# [GIVEN REQUEST]
For the copy, please give all of the data again exactly and leave the pictures out.

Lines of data
[START]

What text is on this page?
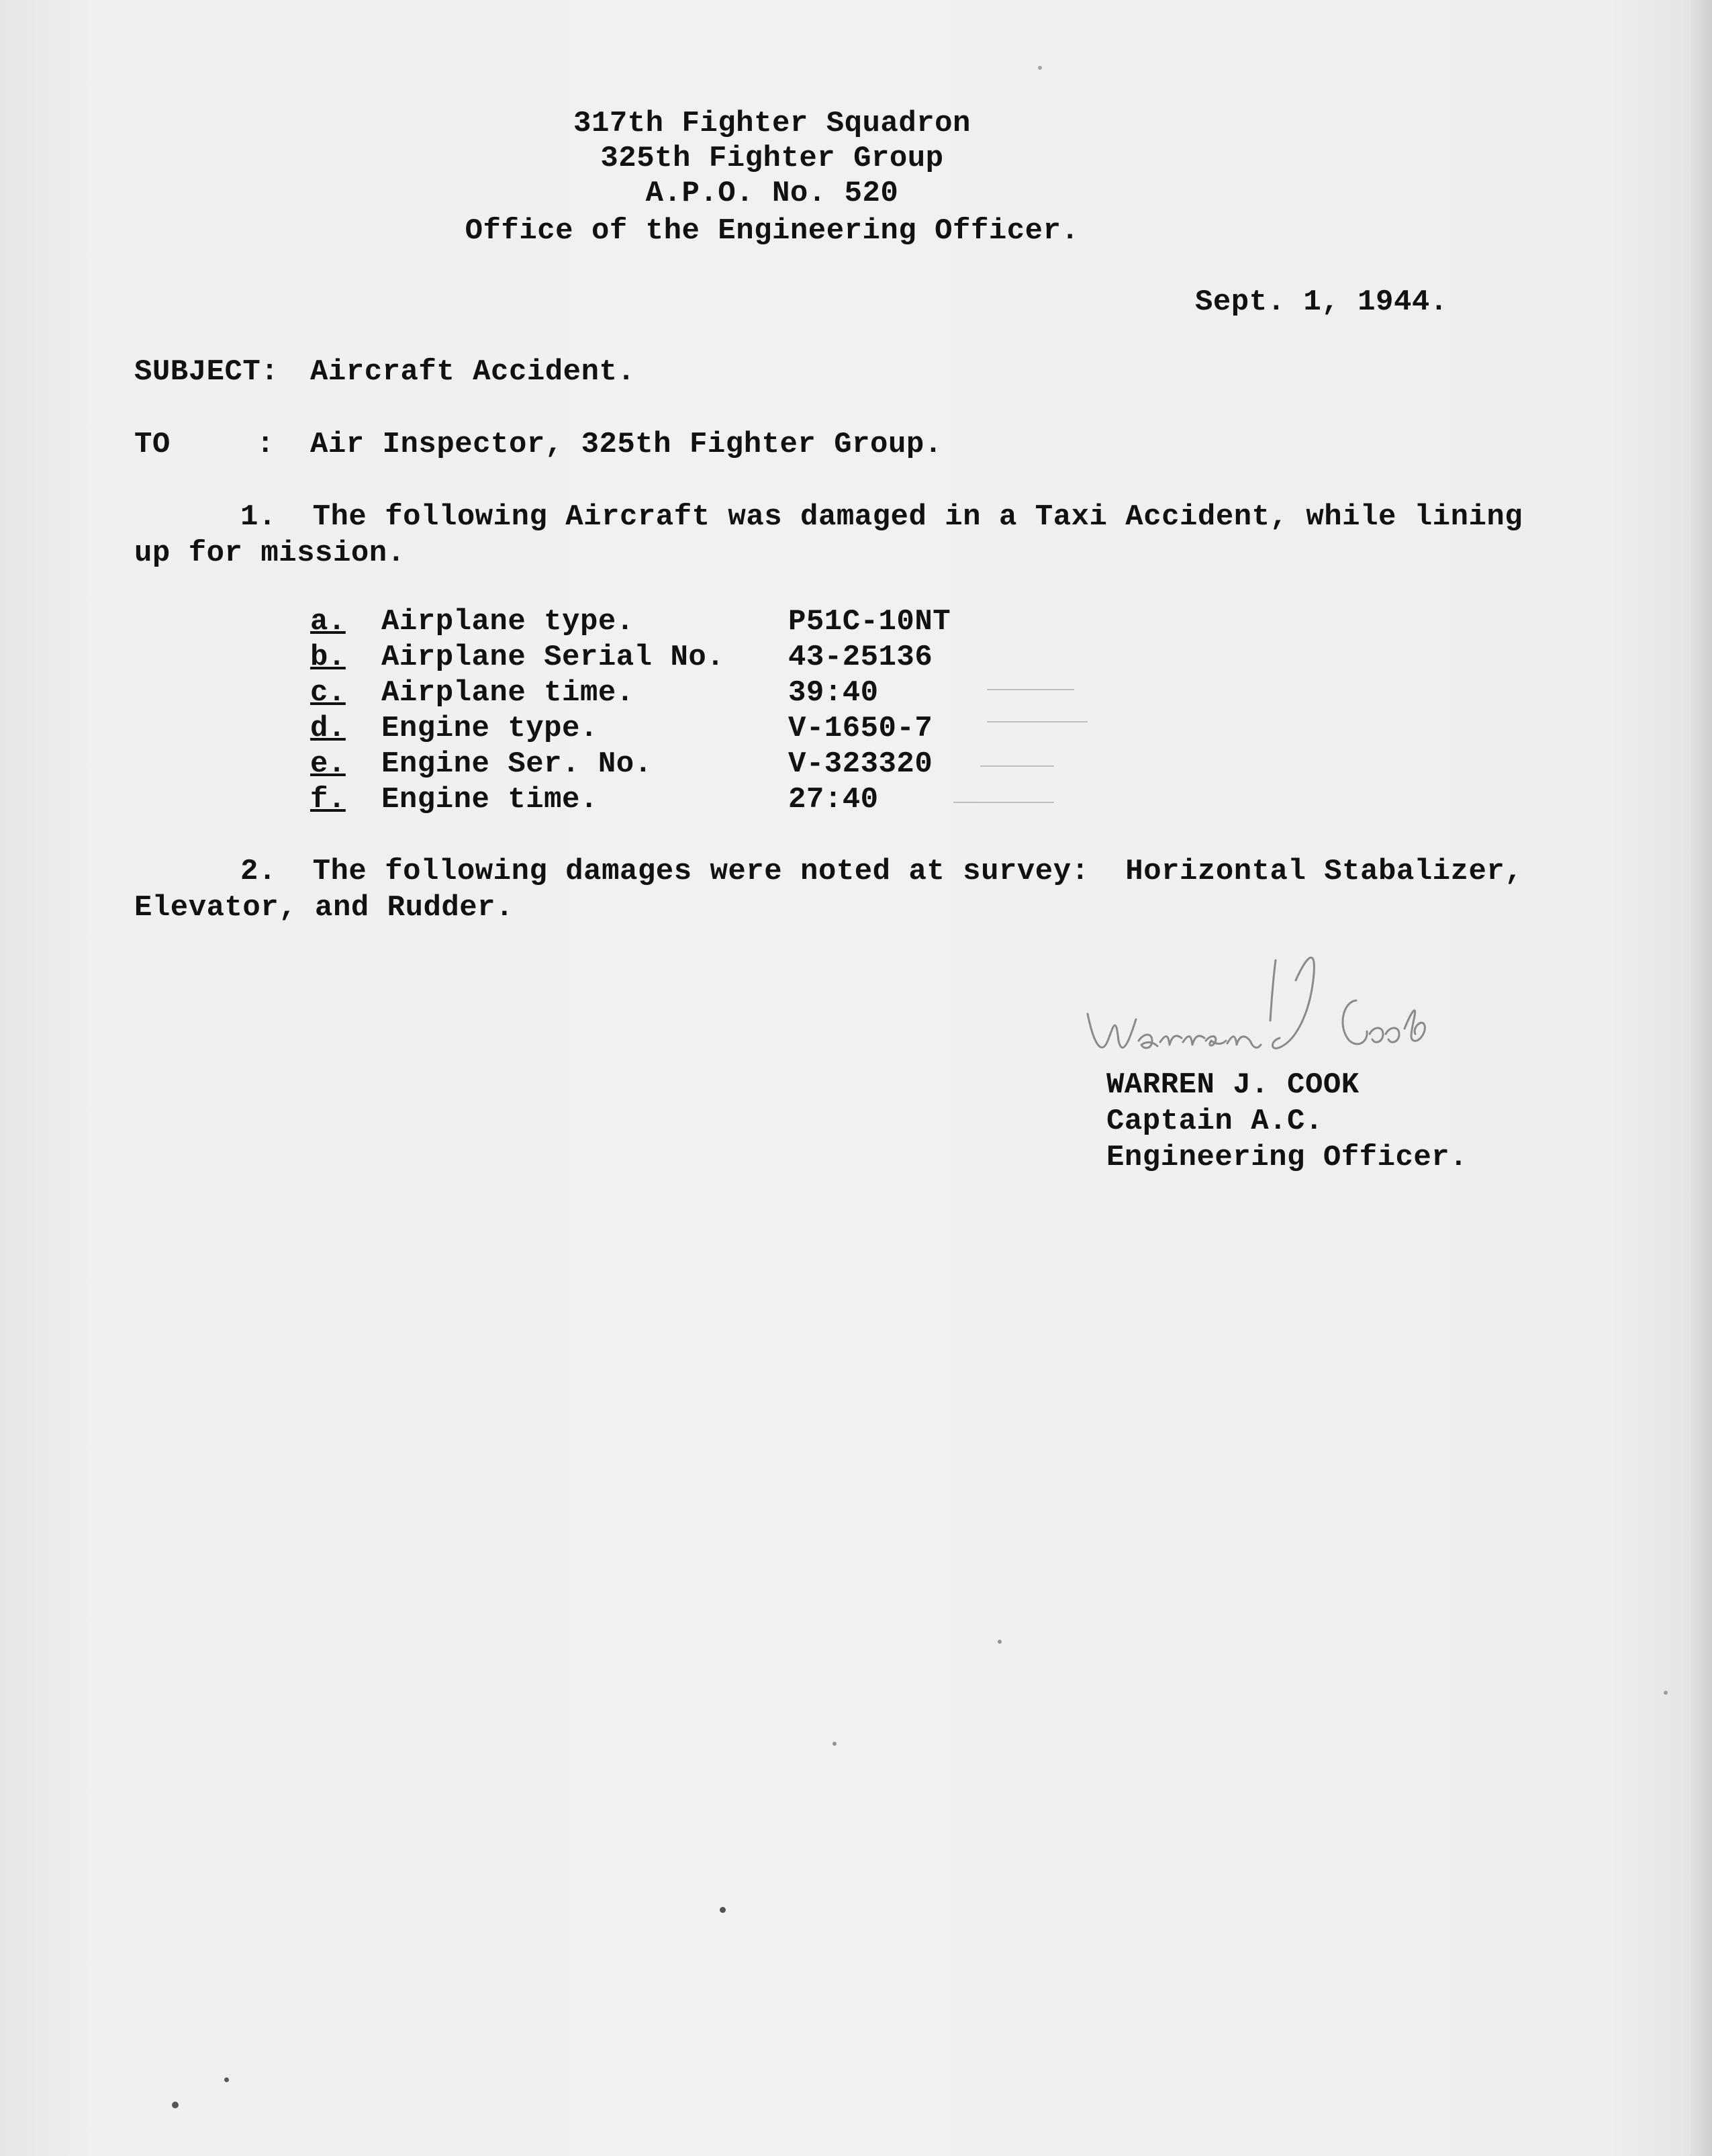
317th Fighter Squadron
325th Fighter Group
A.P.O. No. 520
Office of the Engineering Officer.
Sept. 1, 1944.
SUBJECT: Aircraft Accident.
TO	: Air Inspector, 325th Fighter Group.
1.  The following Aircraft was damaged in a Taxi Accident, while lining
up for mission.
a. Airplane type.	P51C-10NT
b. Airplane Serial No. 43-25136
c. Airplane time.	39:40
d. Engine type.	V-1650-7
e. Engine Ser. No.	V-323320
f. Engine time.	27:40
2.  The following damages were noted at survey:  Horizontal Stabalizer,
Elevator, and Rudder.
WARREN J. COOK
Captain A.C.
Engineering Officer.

[END]

# [WRITTEN SOLUTION]
What text is on this page?
317th Fighter Squadron
325th Fighter Group
A.P.O. No. 520
Office of the Engineering Officer.
Sept. 1, 1944.
SUBJECT: Aircraft Accident.
TO	: Air Inspector, 325th Fighter Group.
1.  The following Aircraft was damaged in a Taxi Accident, while lining
up for mission.
a. Airplane type.	P51C-10NT
b. Airplane Serial No. 43-25136
c. Airplane time.	39:40
d. Engine type.	V-1650-7
e. Engine Ser. No.	V-323320
f. Engine time.	27:40
2.  The following damages were noted at survey:  Horizontal Stabalizer,
Elevator, and Rudder.
WARREN J. COOK
Captain A.C.
Engineering Officer.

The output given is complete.